▶ [Source records]:

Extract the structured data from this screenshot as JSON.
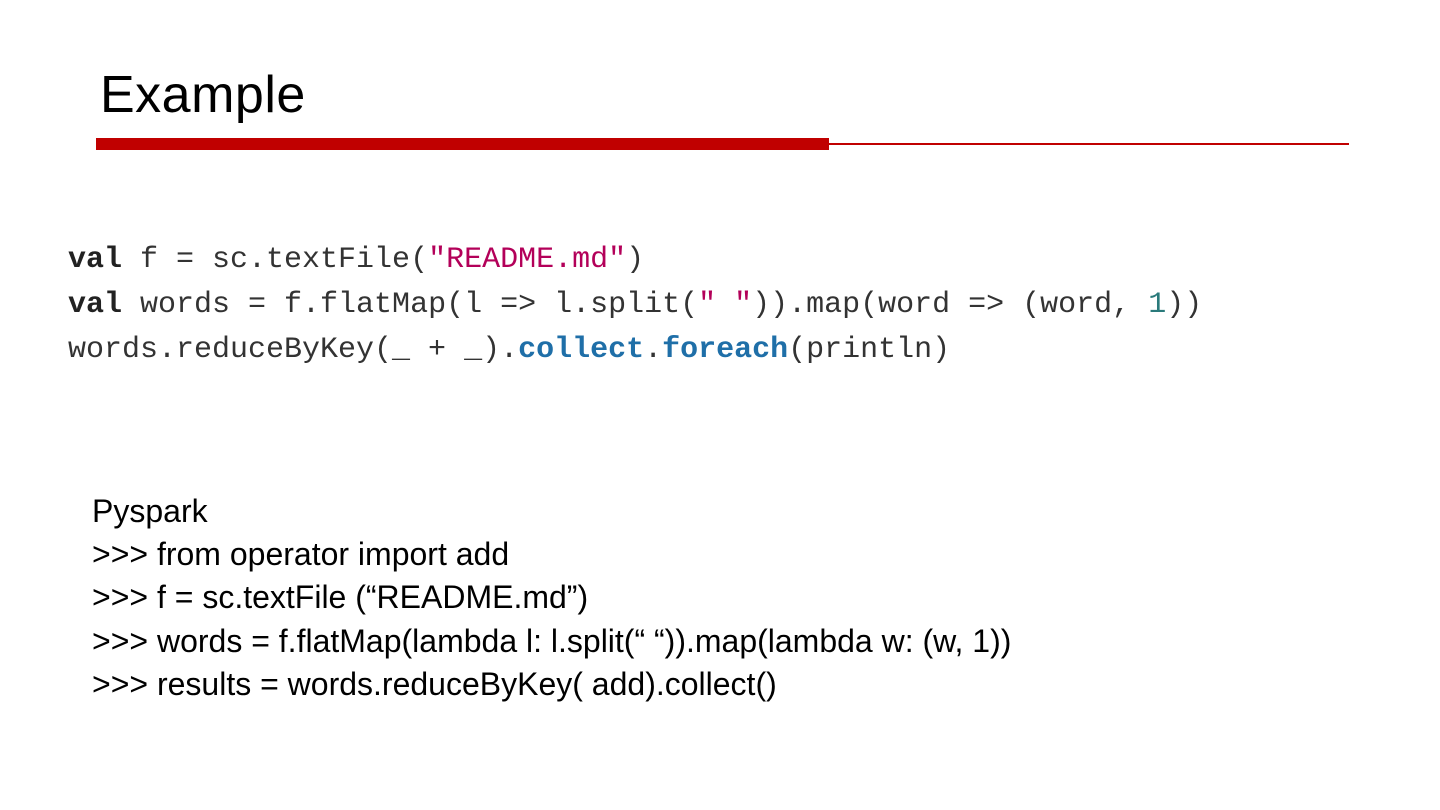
{
  "title": "Example",
  "colors": {
    "accent": "#c00000",
    "string": "#b30059",
    "number": "#2a7a7b",
    "method": "#1f6fa8"
  },
  "scala": {
    "line1": {
      "kw": "val",
      "t1": " f = sc.textFile(",
      "str": "\"README.md\"",
      "t2": ")"
    },
    "line2": {
      "kw": "val",
      "t1": " words = f.flatMap(l => l.split(",
      "str": "\" \"",
      "t2": ")).map(word => (word, ",
      "num": "1",
      "t3": "))"
    },
    "line3": {
      "t1": "words.reduceByKey(_ + _).",
      "m1": "collect",
      "dot": ".",
      "m2": "foreach",
      "t2": "(println)"
    }
  },
  "pyspark": {
    "heading": "Pyspark",
    "l1": ">>> from operator import add",
    "l2": ">>> f = sc.textFile (“README.md”)",
    "l3": ">>> words = f.flatMap(lambda l: l.split(“ “)).map(lambda w: (w, 1))",
    "l4": ">>> results = words.reduceByKey( add).collect()"
  }
}
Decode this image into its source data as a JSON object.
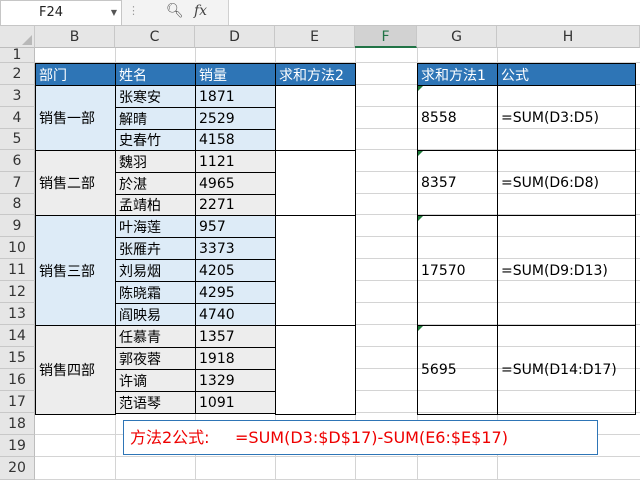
{
  "formula_bar": {
    "name_box": "F24",
    "fx_label": "fx",
    "zoom_icon": "zoom-icon",
    "formula": ""
  },
  "columns": [
    "B",
    "C",
    "D",
    "E",
    "F",
    "G",
    "H"
  ],
  "rows": [
    "1",
    "2",
    "3",
    "4",
    "5",
    "6",
    "7",
    "8",
    "9",
    "10",
    "11",
    "12",
    "13",
    "14",
    "15",
    "16",
    "17",
    "18",
    "19",
    "20"
  ],
  "table1": {
    "headers": [
      "部门",
      "姓名",
      "销量",
      "求和方法2"
    ],
    "departments": [
      "销售一部",
      "销售二部",
      "销售三部",
      "销售四部"
    ],
    "names": [
      "张寒安",
      "解晴",
      "史春竹",
      "魏羽",
      "於湛",
      "孟靖柏",
      "叶海莲",
      "张雁卉",
      "刘易烟",
      "陈晓霜",
      "阎映易",
      "任慕青",
      "郭夜蓉",
      "许谪",
      "范语琴"
    ],
    "sales": [
      "1871",
      "2529",
      "4158",
      "1121",
      "4965",
      "2271",
      "957",
      "3373",
      "4205",
      "4295",
      "4740",
      "1357",
      "1918",
      "1329",
      "1091"
    ]
  },
  "table2": {
    "headers": [
      "求和方法1",
      "公式"
    ],
    "sums": [
      "8558",
      "8357",
      "17570",
      "5695"
    ],
    "formulas": [
      "=SUM(D3:D5)",
      "=SUM(D6:D8)",
      "=SUM(D9:D13)",
      "=SUM(D14:D17)"
    ]
  },
  "note": {
    "label": "方法2公式:",
    "formula": "=SUM(D3:$D$17)-SUM(E6:$E$17)"
  }
}
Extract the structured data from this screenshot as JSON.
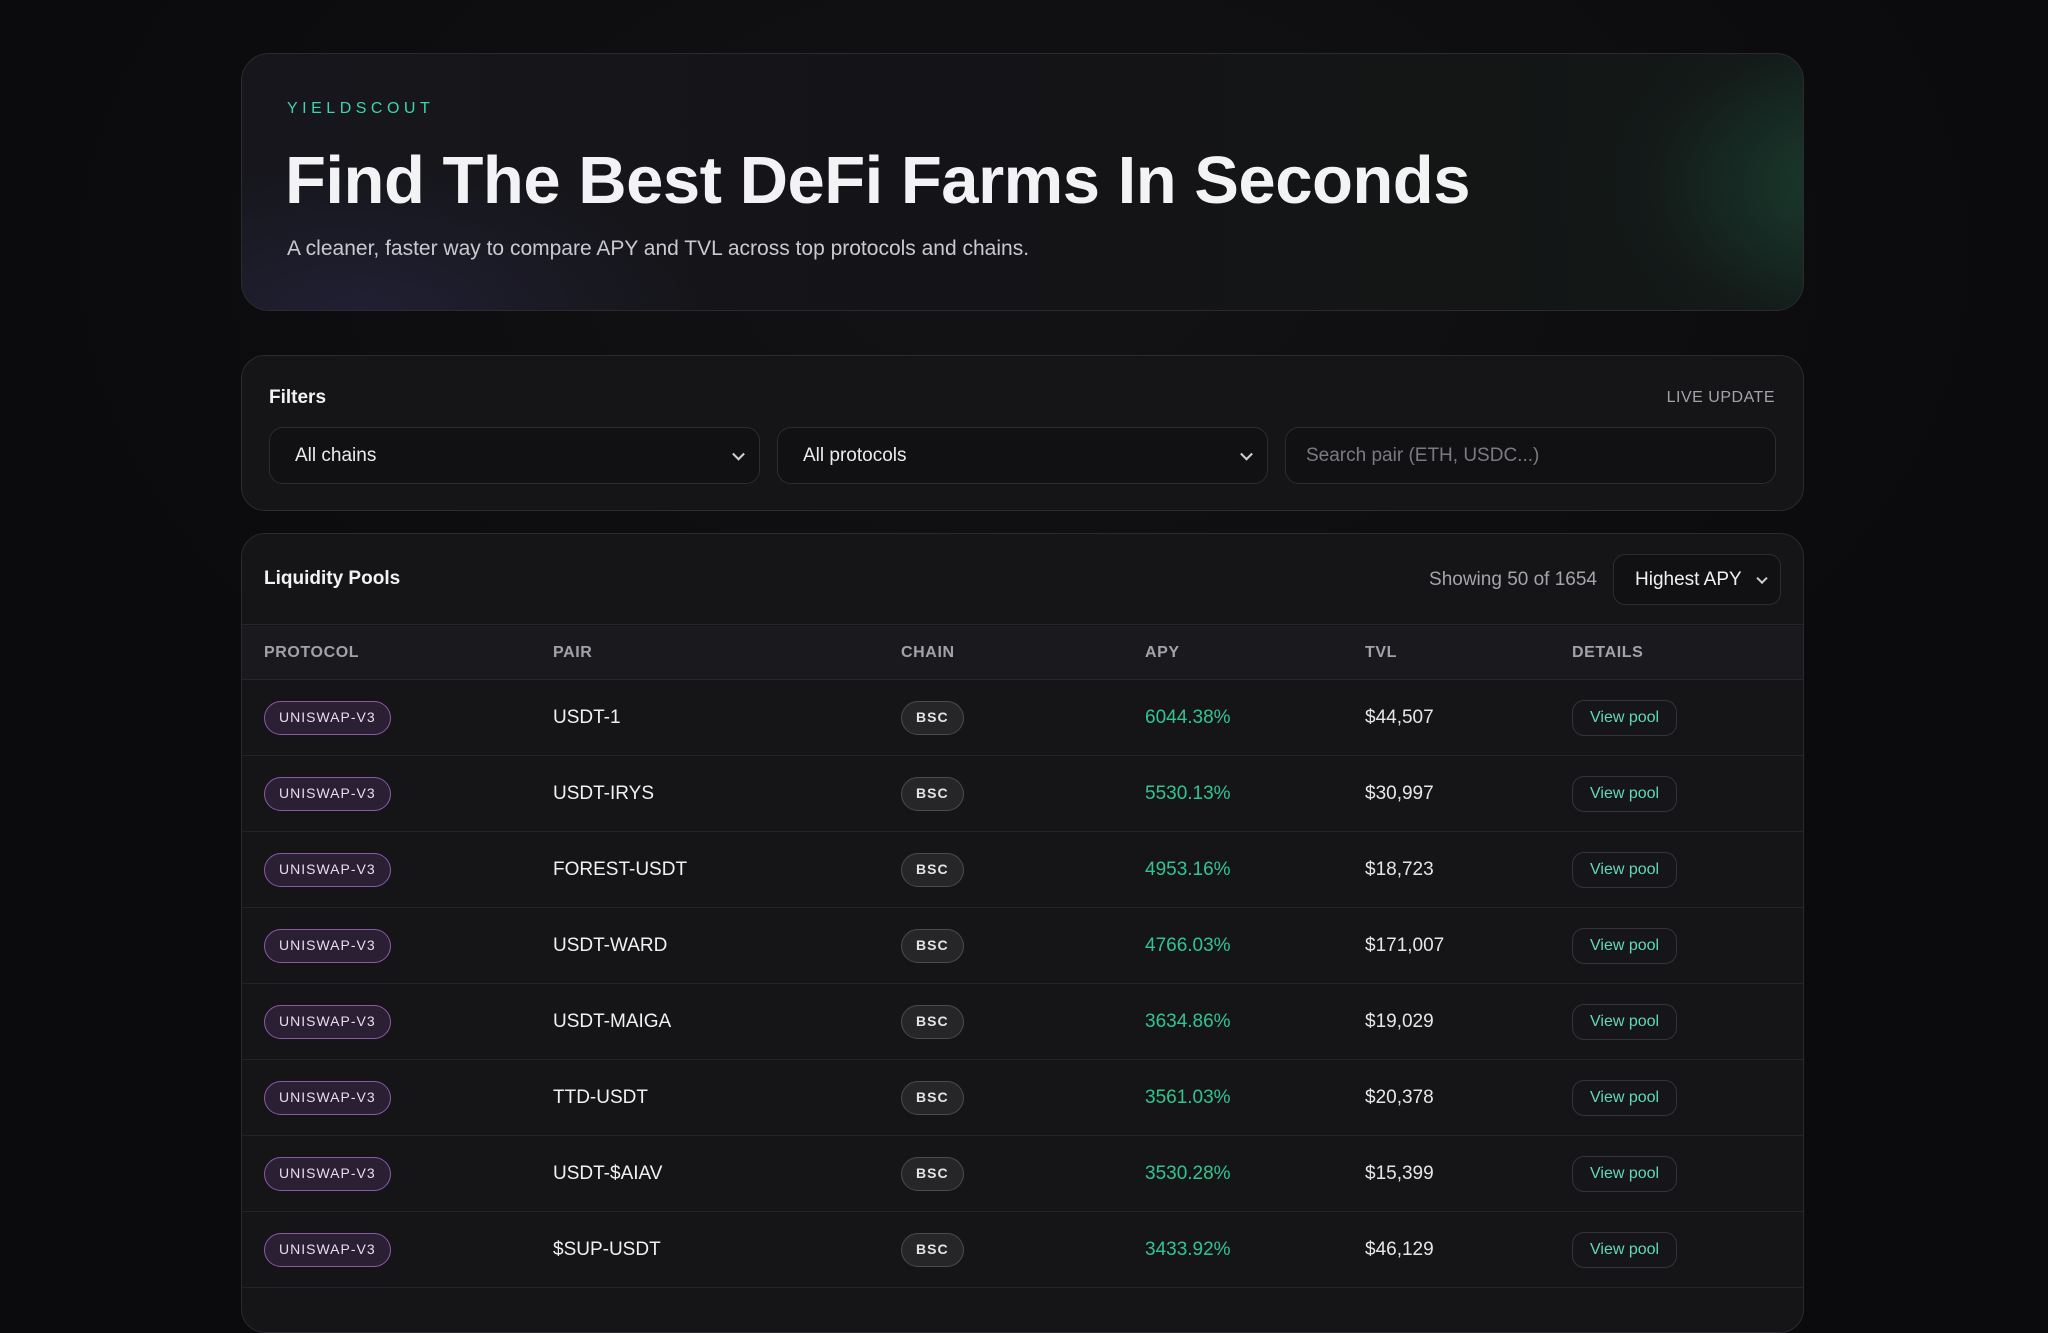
{
  "hero": {
    "brand": "YIELDSCOUT",
    "title": "Find The Best DeFi Farms In Seconds",
    "subtitle": "A cleaner, faster way to compare APY and TVL across top protocols and chains."
  },
  "filters": {
    "title": "Filters",
    "live_label": "LIVE UPDATE",
    "chain_select": "All chains",
    "protocol_select": "All protocols",
    "search_placeholder": "Search pair (ETH, USDC...)"
  },
  "pools": {
    "title": "Liquidity Pools",
    "showing": "Showing 50 of 1654",
    "sort": "Highest APY",
    "columns": [
      "PROTOCOL",
      "PAIR",
      "CHAIN",
      "APY",
      "TVL",
      "DETAILS"
    ],
    "rows": [
      {
        "protocol": "UNISWAP-V3",
        "pair": "USDT-1",
        "chain": "BSC",
        "apy": "6044.38%",
        "tvl": "$44,507",
        "details": "View pool"
      },
      {
        "protocol": "UNISWAP-V3",
        "pair": "USDT-IRYS",
        "chain": "BSC",
        "apy": "5530.13%",
        "tvl": "$30,997",
        "details": "View pool"
      },
      {
        "protocol": "UNISWAP-V3",
        "pair": "FOREST-USDT",
        "chain": "BSC",
        "apy": "4953.16%",
        "tvl": "$18,723",
        "details": "View pool"
      },
      {
        "protocol": "UNISWAP-V3",
        "pair": "USDT-WARD",
        "chain": "BSC",
        "apy": "4766.03%",
        "tvl": "$171,007",
        "details": "View pool"
      },
      {
        "protocol": "UNISWAP-V3",
        "pair": "USDT-MAIGA",
        "chain": "BSC",
        "apy": "3634.86%",
        "tvl": "$19,029",
        "details": "View pool"
      },
      {
        "protocol": "UNISWAP-V3",
        "pair": "TTD-USDT",
        "chain": "BSC",
        "apy": "3561.03%",
        "tvl": "$20,378",
        "details": "View pool"
      },
      {
        "protocol": "UNISWAP-V3",
        "pair": "USDT-$AIAV",
        "chain": "BSC",
        "apy": "3530.28%",
        "tvl": "$15,399",
        "details": "View pool"
      },
      {
        "protocol": "UNISWAP-V3",
        "pair": "$SUP-USDT",
        "chain": "BSC",
        "apy": "3433.92%",
        "tvl": "$46,129",
        "details": "View pool"
      }
    ]
  },
  "colors": {
    "accent": "#3fd4ae",
    "apy_green": "#32c48f",
    "protocol_badge_border": "#8a5aa6",
    "background": "#0b0b0d"
  }
}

▶ [To do]: Where a line contains "words", copy that line.

▶ [Answer in full]:
      "t1": " words = f.flatMap(l => l.split(",
      "t1": "words.reduceByKey(_ + _).",
    "l3": ">>> words = f.flatMap(lambda l: l.split(“ “)).map(lambda w: (w, 1))",
    "l4": ">>> results = words.reduceByKey( add).collect()"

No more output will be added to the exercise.